Part of a data file:
#####
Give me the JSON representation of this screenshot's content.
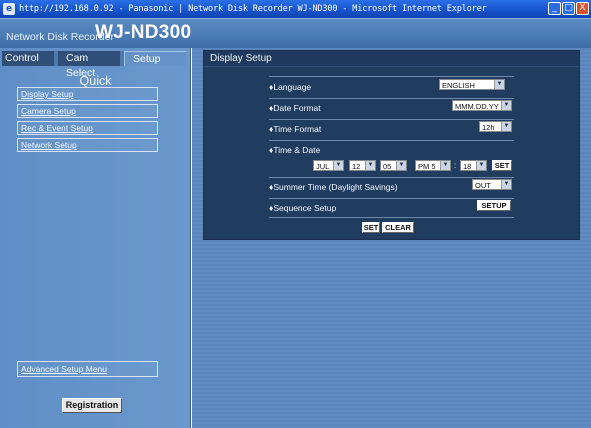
{
  "window": {
    "title": "http://192.168.0.92 - Panasonic | Network Disk Recorder WJ-ND300 - Microsoft Internet Explorer",
    "ie_icon": "e",
    "min": "_",
    "max": "□",
    "close": "X"
  },
  "header": {
    "subtitle": "Network Disk Recorder",
    "model": "WJ-ND300"
  },
  "tabs": {
    "control": "Control",
    "cam_select": "Cam Select",
    "setup": "Setup"
  },
  "sidebar": {
    "heading": "Quick",
    "items": [
      "Display Setup",
      "Camera Setup",
      "Rec & Event Setup",
      "Network Setup"
    ],
    "advanced": "Advanced Setup Menu",
    "registration": "Registration"
  },
  "panel": {
    "title": "Display Setup",
    "language": {
      "label": "♦Language",
      "value": "ENGLISH"
    },
    "date_format": {
      "label": "♦Date Format",
      "value": "MMM.DD.YY"
    },
    "time_format": {
      "label": "♦Time Format",
      "value": "12h"
    },
    "time_date": {
      "label": "♦Time & Date",
      "month": "JUL",
      "day": "12",
      "year": "05",
      "hour": "PM 5",
      "colon": ":",
      "minute": "18",
      "set": "SET"
    },
    "summer_time": {
      "label": "♦Summer Time (Daylight Savings)",
      "value": "OUT"
    },
    "sequence": {
      "label": "♦Sequence Setup",
      "button": "SETUP"
    },
    "set_button": "SET",
    "clear_button": "CLEAR"
  },
  "icons": {
    "dropdown_arrow": "▼"
  },
  "colors": {
    "titlebar": "#1652c9",
    "panel_bg": "#203d60",
    "sidebar_bg": "#6592c8"
  }
}
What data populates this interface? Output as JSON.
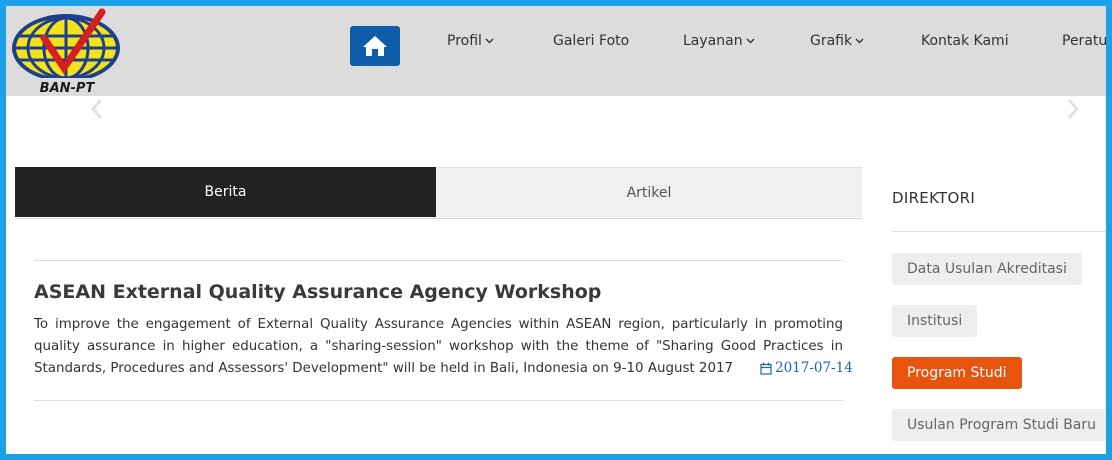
{
  "header": {
    "logo_text": "BAN-PT",
    "nav": [
      {
        "label": "Profil",
        "dropdown": true
      },
      {
        "label": "Galeri Foto",
        "dropdown": false
      },
      {
        "label": "Layanan",
        "dropdown": true
      },
      {
        "label": "Grafik",
        "dropdown": true
      },
      {
        "label": "Kontak Kami",
        "dropdown": false
      },
      {
        "label": "Peratu",
        "dropdown": false
      }
    ],
    "home_icon": "home-icon"
  },
  "tabs": [
    {
      "label": "Berita",
      "active": true
    },
    {
      "label": "Artikel",
      "active": false
    }
  ],
  "news": {
    "title": "ASEAN External Quality Assurance Agency Workshop",
    "body": "To improve the engagement of External Quality Assurance Agencies within ASEAN region, particularly in promoting quality assurance in higher education, a \"sharing-session\" workshop with the theme of \"Sharing Good Practices in Standards, Procedures and Assessors' Development\" will be held in Bali, Indonesia on 9-10 August 2017",
    "date": "2017-07-14",
    "date_icon": "calendar-icon"
  },
  "directory": {
    "title": "DIREKTORI",
    "items": [
      {
        "label": "Data Usulan Akreditasi",
        "active": false
      },
      {
        "label": "Institusi",
        "active": false
      },
      {
        "label": "Program Studi",
        "active": true
      },
      {
        "label": "Usulan Program Studi Baru",
        "active": false
      }
    ]
  },
  "colors": {
    "page_border": "#1aa1e8",
    "header_bg": "#dcdcdc",
    "home_button": "#0f5ca8",
    "active_tab": "#222222",
    "active_directory": "#e8530e",
    "date_link": "#1d64a8"
  }
}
#####
PROBLEM TO SOLVE
Copy every line from the records above that contains the word "this".

EXPECTED ANSWER
Give me the JSON representation of this screenshot's content.
What data populates this interface? Output as JSON.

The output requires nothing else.